* Excerpt to read
begin

From: Garrett Smith on
On 2010-06-18 02:44 AM, Asen Bozhilov wrote:
> Garrett Smith wrote:
>
>> A parser would be too much for the FAQ.
>
> If you implemented full parser for JSON that definitely is not
> necessary for FAQ. You can use something like this:
>
> if (!this.JSON) {
> this.JSON = {
> parse : (function () {
> var JSON_GRAMMAR = {
> STRING : '"([^"\\\\\\x00-\\x1F]|\\\\["\\\\\/bfnrt]|\\\
> \u[0-9A-Fa-f]{4})*"',

If you use a regexp, you don't have to worry about escaping backslashes
in the pattern. As a strategy (not real):

var STRING_BACKSLASH = /[\\]/,
NUMBER_INT = /\d+/;

var fooIntExp = new RegExp(
STRING_BACKSLASH.source
+ "|"+ NUMBER_INT.source
);

The downside is that requires extra regexp object creation. It seems a
little easier to read without the extra backslash escapes.

[...]

The reply to Thomas' msg is not done.

Garrett
From: Asen Bozhilov on
Garrett Smith wrote:
> Asen Bozhilov wrote:
>
> > Asen Bozhilov wrote:
>
> >>          output = new Function('return Array(' + jsonStr + ');')();
>
> > Correction, should be:
>
> > output = new Function('return Array(null, ' + jsonStr + ');')();
>
> Why `null` as first element?

Because an `Array' constructor is overloaded and I will have problems
if I use first parameter. For example if there is:

JSON.parse('10');

I will get an array with `length' property equal to 10. I use an
`Array' constructor instead array literal, because if I use array
literal I will have problems with the following code:

JSON.parse('][');

Calling expression use braces which are allowed in JSON string only in
strings. So here cannot be exploited my code, because if there are
braces `invalidTokens' will catch them.

From: Garrett Smith on
On 2010-06-18 01:21 PM, Asen Bozhilov wrote:
> Garrett Smith wrote:
>> Asen Bozhilov wrote:
>>
>>> Asen Bozhilov wrote:
>>
>>>> output = new Function('return Array(' + jsonStr + ');')();
>>
>>> Correction, should be:
>>
>>> output = new Function('return Array(null, ' + jsonStr + ');')();
>>
>> Why `null` as first element?
>
> Because an `Array' constructor is overloaded and I will have problems
> if I use first parameter. For example if there is:
>
> JSON.parse('10');
>

RIght - I didn't think about it when I posted.

end

* Material provided
begin

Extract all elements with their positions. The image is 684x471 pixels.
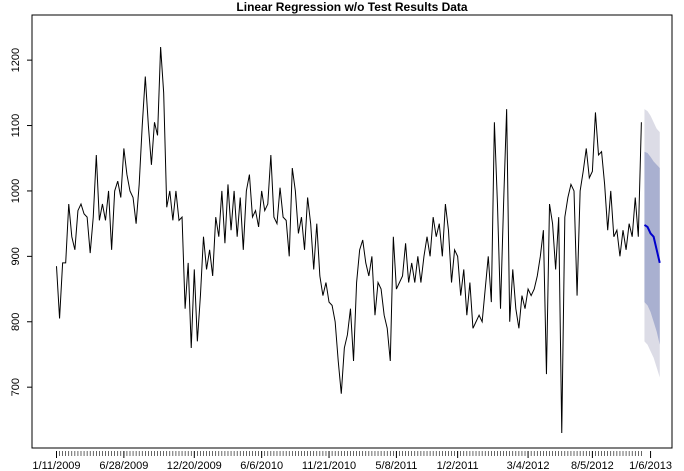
y-tick-label: 700: [10, 378, 22, 396]
x-tick-label: 1/6/2013: [629, 460, 672, 471]
x-tick-label: 8/5/2012: [571, 460, 614, 471]
plot-box: [31, 14, 673, 449]
x-tick-label: 11/21/2010: [302, 460, 356, 471]
y-tick-label: 1000: [10, 179, 22, 203]
forecast-band: [644, 151, 660, 345]
x-tick-label: 3/4/2012: [507, 460, 550, 471]
y-tick-label: 1200: [10, 48, 22, 72]
data-line: [55, 47, 642, 433]
y-tick-label: 800: [10, 313, 22, 331]
x-tick-label: 6/28/2009: [99, 460, 148, 471]
x-tick-label: 5/8/2011: [375, 460, 417, 471]
y-tick-label: 900: [10, 247, 22, 265]
chart-title: Linear Regression w/o Test Results Data: [236, 0, 468, 14]
x-tick-label: 12/20/2009: [167, 460, 222, 471]
x-tick-label: 1/11/2009: [32, 460, 80, 471]
forecast-line: [643, 224, 661, 264]
x-tick-label: 1/2/2011: [437, 460, 479, 471]
y-tick-label: 1100: [10, 114, 22, 138]
x-tick-label: 6/6/2010: [240, 460, 283, 471]
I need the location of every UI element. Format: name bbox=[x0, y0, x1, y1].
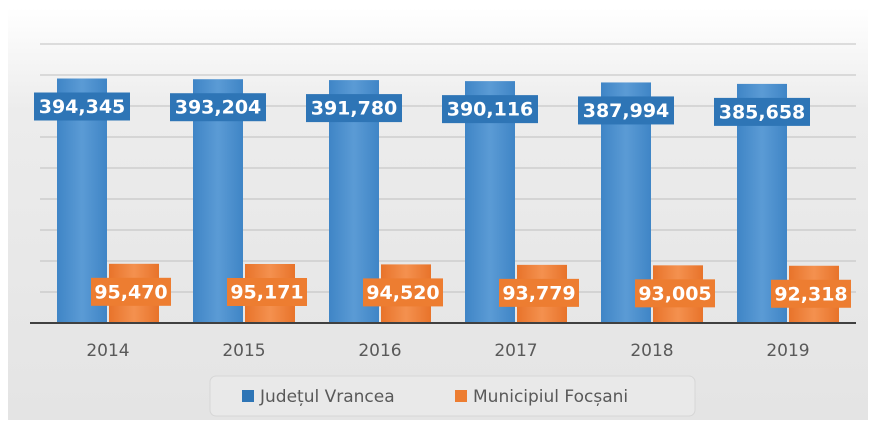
x-tick-label: 2015 bbox=[222, 341, 265, 361]
value-label-box bbox=[578, 96, 674, 125]
value-label-box bbox=[771, 279, 851, 308]
x-tick-label: 2017 bbox=[494, 341, 537, 361]
value-label: 393,204 bbox=[175, 97, 262, 119]
legend-label: Județul Vrancea bbox=[259, 387, 395, 407]
x-tick-label: 2019 bbox=[766, 341, 809, 361]
value-label: 92,318 bbox=[774, 283, 847, 305]
value-label-box bbox=[306, 94, 402, 123]
value-label-box bbox=[499, 278, 579, 307]
value-label: 390,116 bbox=[447, 99, 534, 121]
value-label: 391,780 bbox=[311, 98, 398, 120]
value-label-box bbox=[363, 278, 443, 307]
x-tick-label: 2016 bbox=[358, 341, 401, 361]
value-label: 93,005 bbox=[638, 283, 711, 305]
value-label-box bbox=[227, 277, 307, 306]
legend-swatch bbox=[455, 390, 467, 402]
value-label: 394,345 bbox=[39, 96, 126, 118]
value-label-box bbox=[714, 97, 810, 126]
legend-box bbox=[209, 375, 696, 417]
value-label-box bbox=[635, 279, 715, 308]
x-tick-label: 2018 bbox=[630, 341, 673, 361]
x-tick-label: 2014 bbox=[86, 341, 129, 361]
value-label: 95,171 bbox=[230, 281, 303, 303]
value-label-box bbox=[91, 277, 171, 306]
value-label-box bbox=[442, 95, 538, 124]
legend-swatch bbox=[242, 390, 254, 402]
value-label: 93,779 bbox=[502, 282, 575, 304]
value-label-box bbox=[34, 92, 130, 121]
value-label: 385,658 bbox=[719, 101, 806, 123]
legend-label: Municipiul Focșani bbox=[473, 387, 628, 407]
value-label: 94,520 bbox=[366, 282, 439, 304]
value-label: 387,994 bbox=[583, 100, 670, 122]
value-label-box bbox=[170, 93, 266, 122]
chart-background bbox=[8, 8, 868, 420]
value-label: 95,470 bbox=[94, 281, 167, 303]
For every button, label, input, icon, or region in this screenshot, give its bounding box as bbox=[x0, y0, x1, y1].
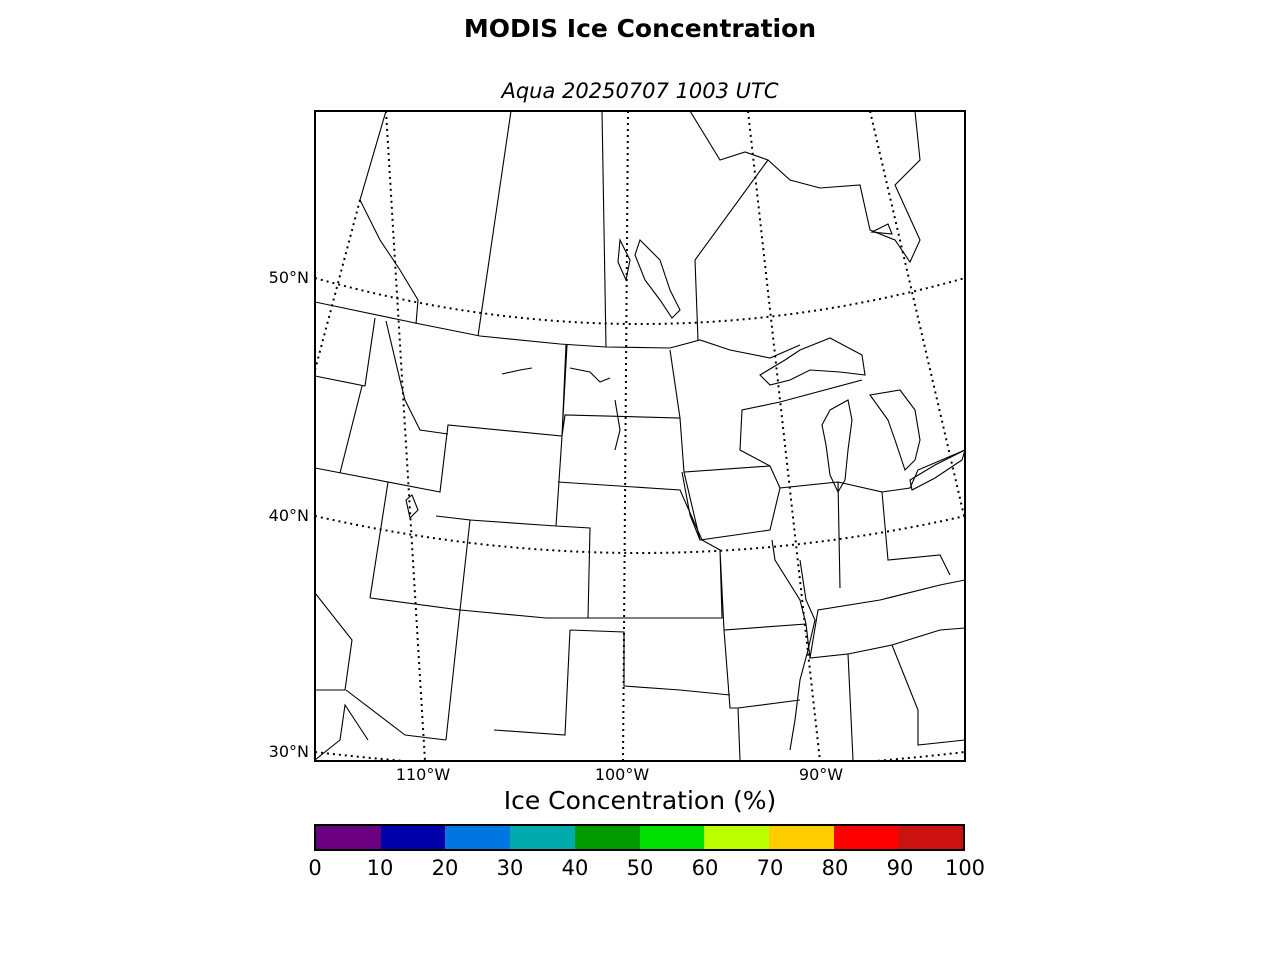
meridian-80w bbox=[869, 111, 965, 521]
colorbar-segment-8 bbox=[833, 826, 899, 849]
colorbar bbox=[314, 824, 965, 851]
meridian-90w bbox=[747, 111, 821, 761]
colorbar-segment-4 bbox=[574, 826, 640, 849]
colorbar-tick-label: 80 bbox=[821, 856, 849, 880]
parallel-50n bbox=[315, 277, 965, 325]
missouri-river bbox=[614, 399, 621, 451]
colorbar-tick-label: 40 bbox=[561, 856, 589, 880]
colorbar-segment-7 bbox=[768, 826, 834, 849]
parallel-40n bbox=[315, 515, 965, 554]
colorbar-tick-label: 0 bbox=[308, 856, 322, 880]
lon-label-90w: 90°W bbox=[798, 765, 844, 784]
meridian-100w bbox=[622, 111, 629, 761]
lon-label-100w: 100°W bbox=[594, 765, 650, 784]
state-lines-west bbox=[315, 317, 965, 761]
colorbar-label: Ice Concentration (%) bbox=[503, 786, 777, 815]
mississippi-river bbox=[789, 559, 816, 751]
lake-manitoba bbox=[617, 238, 631, 282]
colorbar-tick-label: 90 bbox=[886, 856, 914, 880]
colorbar-tick-label: 60 bbox=[691, 856, 719, 880]
province-boundary-sk-mb bbox=[601, 111, 607, 348]
lat-label-30n: 30°N bbox=[268, 742, 309, 761]
colorbar-segment-0 bbox=[316, 826, 381, 849]
lake-superior bbox=[759, 337, 866, 386]
colorbar-tick-label: 10 bbox=[366, 856, 394, 880]
lake-winnipeg bbox=[634, 238, 681, 319]
figure-subtitle: Aqua 20250707 1003 UTC bbox=[501, 79, 779, 103]
colorbar-segment-5 bbox=[639, 826, 705, 849]
province-boundary-mb-on bbox=[694, 159, 769, 341]
colorbar-tick-label: 30 bbox=[496, 856, 524, 880]
colorbar-segment-2 bbox=[445, 826, 511, 849]
james-bay-coast bbox=[870, 223, 893, 235]
lat-label-50n: 50°N bbox=[268, 268, 309, 287]
meridian-120w bbox=[315, 199, 361, 371]
colorbar-tick-label: 50 bbox=[626, 856, 654, 880]
figure-title: MODIS Ice Concentration bbox=[463, 14, 817, 43]
lon-label-110w: 110°W bbox=[395, 765, 451, 784]
colorbar-segment-1 bbox=[380, 826, 446, 849]
us-canada-border bbox=[315, 301, 801, 359]
province-boundary-ab-sk bbox=[477, 111, 512, 337]
lake-huron bbox=[869, 389, 921, 472]
great-salt-lake bbox=[405, 494, 419, 520]
map-frame bbox=[314, 110, 966, 762]
province-boundary-bc-ab bbox=[359, 111, 419, 325]
colorbar-tick-label: 70 bbox=[756, 856, 784, 880]
fort-peck-lake bbox=[501, 367, 533, 375]
hudson-bay-coast bbox=[689, 111, 921, 264]
lat-label-40n: 40°N bbox=[268, 506, 309, 525]
lake-erie bbox=[909, 449, 965, 491]
colorbar-segment-6 bbox=[704, 826, 769, 849]
meridian-110w bbox=[385, 111, 426, 761]
colorbar-tick-label: 20 bbox=[431, 856, 459, 880]
lake-sakakawea bbox=[569, 367, 611, 383]
colorbar-tick-label: 100 bbox=[944, 856, 986, 880]
lake-michigan bbox=[821, 399, 853, 494]
colorbar-segment-3 bbox=[510, 826, 575, 849]
colorbar-segment-9 bbox=[898, 826, 964, 849]
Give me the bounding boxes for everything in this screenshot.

end

* Directives
- A) From the entries above, set down the lines from the one containing "meridian-80w bbox=[869, 111, 965, 521]" up to and including the one containing "state-lines-west bbox=[315, 317, 965, 761]", keeping every character unchanged.
- B) Resume the forum thread about a JSON parser for the FAQ, starting right after its final sentence.

* The answers
- A)
meridian-80w bbox=[869, 111, 965, 521]
colorbar-segment-8 bbox=[833, 826, 899, 849]
colorbar bbox=[314, 824, 965, 851]
meridian-90w bbox=[747, 111, 821, 761]
colorbar-segment-4 bbox=[574, 826, 640, 849]
colorbar-tick-label: 80 bbox=[821, 856, 849, 880]
parallel-50n bbox=[315, 277, 965, 325]
missouri-river bbox=[614, 399, 621, 451]
colorbar-tick-label: 40 bbox=[561, 856, 589, 880]
colorbar-segment-7 bbox=[768, 826, 834, 849]
parallel-40n bbox=[315, 515, 965, 554]
colorbar-tick-label: 0 bbox=[308, 856, 322, 880]
lon-label-90w: 90°W bbox=[798, 765, 844, 784]
meridian-100w bbox=[622, 111, 629, 761]
lon-label-100w: 100°W bbox=[594, 765, 650, 784]
state-lines-west bbox=[315, 317, 965, 761]

- B)
> I will get an array with `length' property equal to 10. I use an
> `Array' constructor instead array literal, because if I use array
> literal I will have problems with the following code:
>
> JSON.parse('][');
>
> Calling expression use braces which are allowed in JSON string only in
> strings. So here cannot be exploited my code, because if there are
> braces `invalidTokens' will catch them.
>
I'm going to take a look at that and write a test for both yours and
modified version of Doug's.


Garrett
From: Garrett Smith on
On 6/16/2010 8:15 AM, Thomas 'PointedEars' Lahn wrote:
> Garrett Smith wrote:
>
>> Thomas 'PointedEars' Lahn wrote:
>>> Garrett Smith wrote:
>>>> Thomas 'PointedEars' Lahn wrote:
>>>>> Garrett Smith wrote:
>>>>>> Thomas 'PointedEars' Lahn wrote:
>>>>>>> Garrett Smith wrote:
>>>>>>>> Meeting those goals, the result should be valuable and appreciated
>>>>>>>> by many.
>>>>>>> Which part of my suggestion did you not like?
>>>>>> Nothing, its fine but I did not see a regexp there that tests to see
>>>>>> if the string is valid JSON.
>>>>> There cannot be such a regular expression in ECMAScript as it does not
>>>>> support PCRE's recursive matches feature. An implementation of a
>>>>> push-down automaton, a parser, is required.
>>>> A parser would be too much for the FAQ.
>>> Probably, although I think it could be done in not too many lines for the
>>> purpose of validation.
>>
>> That would require more code to be downloaded and more processing to run
>> it. What about mobile devices?
>
> You are confused. What good is shorter code that is not a solution?
>
>>>> var isValidJSON = /^[\],:{}\s]*$/.
>>>> test(text.replace(/\\(?:["\\\/bfnrt]|u[0-9a-fA-F]{4})/g, '@').
>>>> replace(
>>>> /"[^"\\\n\r]*"|true|false|null|-?\d+(?:\.\d*)?(?:[eE][+\-]?\d+)?/g,
>>>> ']').
>>>> replace(/(?:^|:|,)(?:\s*\[)+/g, ''))
>>>
>>> Is this from json2.js? If yes, then it is not acceptable. To begin
>>> with, it does not regard "\"" valid JSON even though it is.
>>
>> The code is from json2.js:
>> http://www.json.org/json2.js
>
> Then it must be either summarily dismissed, or updated at least as follows:
>
> /"([^"\\]|\\.)*"|.../
>
> because *that* is the proper way to match a double-quoted string with
> optional escape sequences. Refined for JSON, it must be at least
>
> /"([^"\\^\x00-\x1F]|\\["\\\/bfnrt]|\\u[0-9A-Fa-f]{4})*"|.../
>

There is a problem; TAB character code is 9 and all implementations
allow it.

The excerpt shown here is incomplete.